··· Source material ···
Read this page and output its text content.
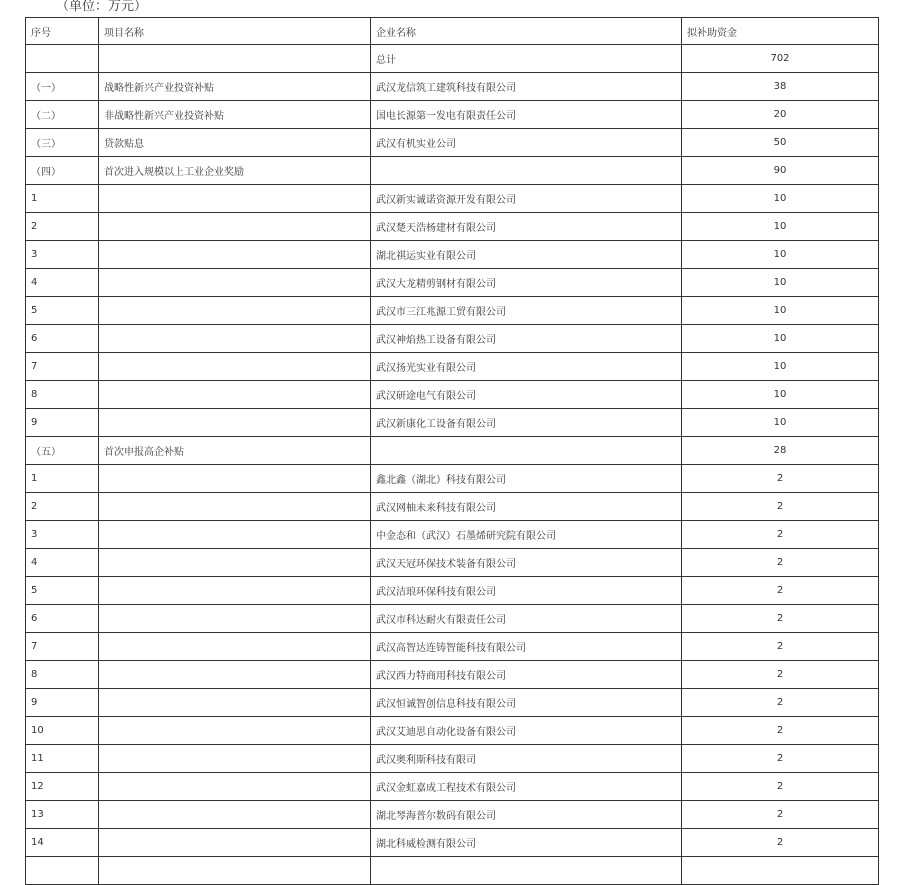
（单位：万元）
序号	项目名称	企业名称	拟补助资金
		总计	702
（一）	战略性新兴产业投资补贴	武汉龙信筑工建筑科技有限公司	38
（二）	非战略性新兴产业投资补贴	国电长源第一发电有限责任公司	20
（三）	贷款贴息	武汉有机实业公司	50
（四）	首次进入规模以上工业企业奖励		90
1		武汉新实诚诺资源开发有限公司	10
2		武汉楚天浩杨建材有限公司	10
3		湖北祺运实业有限公司	10
4		武汉大龙精剪钢材有限公司	10
5		武汉市三江兆源工贸有限公司	10
6		武汉神焰热工设备有限公司	10
7		武汉扬光实业有限公司	10
8		武汉研途电气有限公司	10
9		武汉新康化工设备有限公司	10
（五）	首次申报高企补贴		28
1		鑫北鑫（湖北）科技有限公司	2
2		武汉网柚未来科技有限公司	2
3		中金态和（武汉）石墨烯研究院有限公司	2
4		武汉天冠环保技术装备有限公司	2
5		武汉洁琅环保科技有限公司	2
6		武汉市科达耐火有限责任公司	2
7		武汉高智达连铸智能科技有限公司	2
8		武汉西力特商用科技有限公司	2
9		武汉恒诚智创信息科技有限公司	2
10		武汉艾迪思自动化设备有限公司	2
11		武汉奥利斯科技有限司	2
12		武汉金虹嘉成工程技术有限公司	2
13		湖北琴海普尔数码有限公司	2
14		湖北科威检测有限公司	2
···
Exercise
Omit each picture, then return all of the listing exactly as it stands.

The completed task
Read this page and output its text content.
（单位：万元）
序号	项目名称	企业名称	拟补助资金
		总计	702
（一）	战略性新兴产业投资补贴	武汉龙信筑工建筑科技有限公司	38
（二）	非战略性新兴产业投资补贴	国电长源第一发电有限责任公司	20
（三）	贷款贴息	武汉有机实业公司	50
（四）	首次进入规模以上工业企业奖励		90
1		武汉新实诚诺资源开发有限公司	10
2		武汉楚天浩杨建材有限公司	10
3		湖北祺运实业有限公司	10
4		武汉大龙精剪钢材有限公司	10
5		武汉市三江兆源工贸有限公司	10
6		武汉神焰热工设备有限公司	10
7		武汉扬光实业有限公司	10
8		武汉研途电气有限公司	10
9		武汉新康化工设备有限公司	10
（五）	首次申报高企补贴		28
1		鑫北鑫（湖北）科技有限公司	2
2		武汉网柚未来科技有限公司	2
3		中金态和（武汉）石墨烯研究院有限公司	2
4		武汉天冠环保技术装备有限公司	2
5		武汉洁琅环保科技有限公司	2
6		武汉市科达耐火有限责任公司	2
7		武汉高智达连铸智能科技有限公司	2
8		武汉西力特商用科技有限公司	2
9		武汉恒诚智创信息科技有限公司	2
10		武汉艾迪思自动化设备有限公司	2
11		武汉奥利斯科技有限司	2
12		武汉金虹嘉成工程技术有限公司	2
13		湖北琴海普尔数码有限公司	2
14		湖北科威检测有限公司	2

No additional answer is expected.